++++ Extracted material ++++
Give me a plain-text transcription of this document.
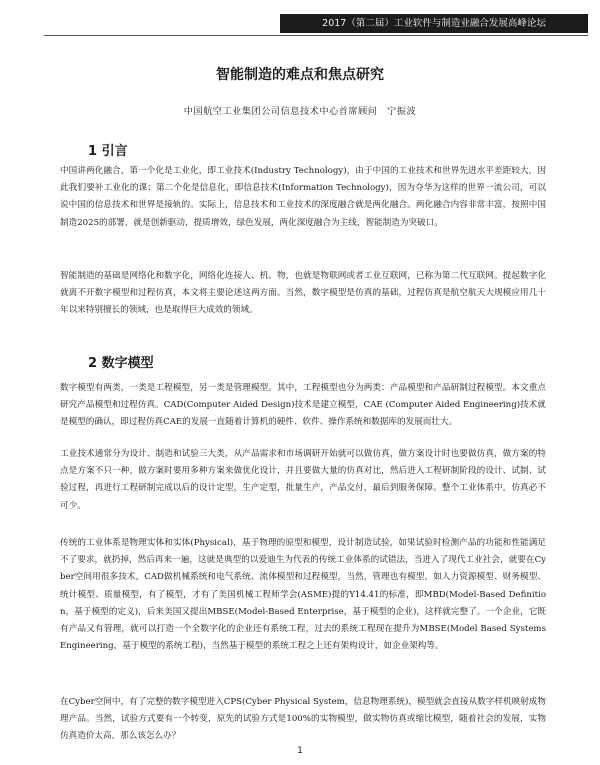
2017（第二届）工业软件与制造业融合发展高峰论坛
智能制造的难点和焦点研究
中国航空工业集团公司信息技术中心首席顾问　宁振波
1 引言

中国讲两化融合，第一个化是工业化，即工业技术(Industry Technology)，由于中国的工业技术和世界先进水平差距较大，因此我们要补工业化的课；第二个化是信息化，即信息技术(Information Technology)，因为夺华为这样的世界一流公司，可以说中国的信息技术和世界是接轨的。实际上，信息技术和工业技术的深度融合就是两化融合。两化融合内容非常丰富，按照中国制造2025的部署，就是创新驱动，提质增效，绿色发展，两化深度融合为主线，智能制造为突破口。

智能制造的基础是网络化和数字化，网络化连接人、机、物，也就是物联网或者工业互联网，已称为第二代互联网。提起数字化就离不开数字模型和过程仿真，本文将主要论述这两方面。当然，数字模型是仿真的基础，过程仿真是航空航天大规模应用几十年以来特别擅长的领域，也是取得巨大成效的领域。

2 数字模型

数字模型有两类，一类是工程模型，另一类是管理模型。其中，工程模型也分为两类：产品模型和产品研制过程模型。本文重点研究产品模型和过程仿真。CAD(Computer Aided Design)技术是建立模型，CAE (Computer Aided Engineering)技术就是模型的确认，即过程仿真CAE的发展一直随着计算机的硬件、软件、操作系统和数据库的发展而壮大。

工业技术通常分为设计、制造和试验三大类，从产品需求和市场调研开始就可以做仿真，做方案设计时也要做仿真，做方案的特点是方案不只一种，做方案时要用多种方案来做优化设计，并且要做大量的仿真对比，然后进入工程研制阶段的设计、试制、试验过程，再进行工程研制完成以后的设计定型，生产定型，批量生产，产品交付，最后到服务保障。整个工业体系中，仿真必不可少。

传统的工业体系是物理实体和实体(Physical)，基于物理的原型和模型，设计制造试验，如果试验时检测产品的功能和性能满足不了要求，就扔掉，然后再来一遍，这就是典型的以爱迪生为代表的传统工业体系的试错法，当进入了现代工业社会，就要在Cyber空间用很多技术，CAD做机械系统和电气系统、流体模型和过程模型，当然，管理也有模型，如人力资源模型、财务模型、统计模型、质量模型，有了模型，才有了美国机械工程师学会(ASME)提的Y14.41的标准，即MBD(Model-Based Definition，基于模型的定义)，后来美国又提出MBSE(Model-Based Enterprise，基于模型的企业)，这样就完整了。一个企业，它既有产品又有管理，就可以打造一个全数字化的企业还有系统工程，过去的系统工程现在提升为MBSE(Model Based Systems Engineering，基于模型的系统工程)，当然基于模型的系统工程之上还有架构设计，如企业架构等。

在Cyber空间中，有了完整的数字模型进入CPS(Cyber Physical System，信息物理系统)，模型就会直接从数字样机映射成物理产品。当然，试验方式要有一个转变，原先的试验方式是100%的实物模型，做实物仿真或缩比模型，随着社会的发展，实物仿真造价太高，那么该怎么办？

1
++++
What you will do: Set the pictures aside and transcribe the data above exactly.

Result below:
Give me a plain-text transcription of this document.
2017（第二届）工业软件与制造业融合发展高峰论坛
智能制造的难点和焦点研究
中国航空工业集团公司信息技术中心首席顾问　宁振波
1 引言

中国讲两化融合，第一个化是工业化，即工业技术(Industry Technology)，由于中国的工业技术和世界先进水平差距较大，因此我们要补工业化的课；第二个化是信息化，即信息技术(Information Technology)，因为夺华为这样的世界一流公司，可以说中国的信息技术和世界是接轨的。实际上，信息技术和工业技术的深度融合就是两化融合。两化融合内容非常丰富，按照中国制造2025的部署，就是创新驱动，提质增效，绿色发展，两化深度融合为主线，智能制造为突破口。

智能制造的基础是网络化和数字化，网络化连接人、机、物，也就是物联网或者工业互联网，已称为第二代互联网。提起数字化就离不开数字模型和过程仿真，本文将主要论述这两方面。当然，数字模型是仿真的基础，过程仿真是航空航天大规模应用几十年以来特别擅长的领域，也是取得巨大成效的领域。

2 数字模型

数字模型有两类，一类是工程模型，另一类是管理模型。其中，工程模型也分为两类：产品模型和产品研制过程模型。本文重点研究产品模型和过程仿真。CAD(Computer Aided Design)技术是建立模型，CAE (Computer Aided Engineering)技术就是模型的确认，即过程仿真CAE的发展一直随着计算机的硬件、软件、操作系统和数据库的发展而壮大。

工业技术通常分为设计、制造和试验三大类，从产品需求和市场调研开始就可以做仿真，做方案设计时也要做仿真，做方案的特点是方案不只一种，做方案时要用多种方案来做优化设计，并且要做大量的仿真对比，然后进入工程研制阶段的设计、试制、试验过程，再进行工程研制完成以后的设计定型，生产定型，批量生产，产品交付，最后到服务保障。整个工业体系中，仿真必不可少。

传统的工业体系是物理实体和实体(Physical)，基于物理的原型和模型，设计制造试验，如果试验时检测产品的功能和性能满足不了要求，就扔掉，然后再来一遍，这就是典型的以爱迪生为代表的传统工业体系的试错法，当进入了现代工业社会，就要在Cyber空间用很多技术，CAD做机械系统和电气系统、流体模型和过程模型，当然，管理也有模型，如人力资源模型、财务模型、统计模型、质量模型，有了模型，才有了美国机械工程师学会(ASME)提的Y14.41的标准，即MBD(Model-Based Definition，基于模型的定义)，后来美国又提出MBSE(Model-Based Enterprise，基于模型的企业)，这样就完整了。一个企业，它既有产品又有管理，就可以打造一个全数字化的企业还有系统工程，过去的系统工程现在提升为MBSE(Model Based Systems Engineering，基于模型的系统工程)，当然基于模型的系统工程之上还有架构设计，如企业架构等。

在Cyber空间中，有了完整的数字模型进入CPS(Cyber Physical System，信息物理系统)，模型就会直接从数字样机映射成物理产品。当然，试验方式要有一个转变，原先的试验方式是100%的实物模型，做实物仿真或缩比模型，随着社会的发展，实物仿真造价太高，那么该怎么办？

1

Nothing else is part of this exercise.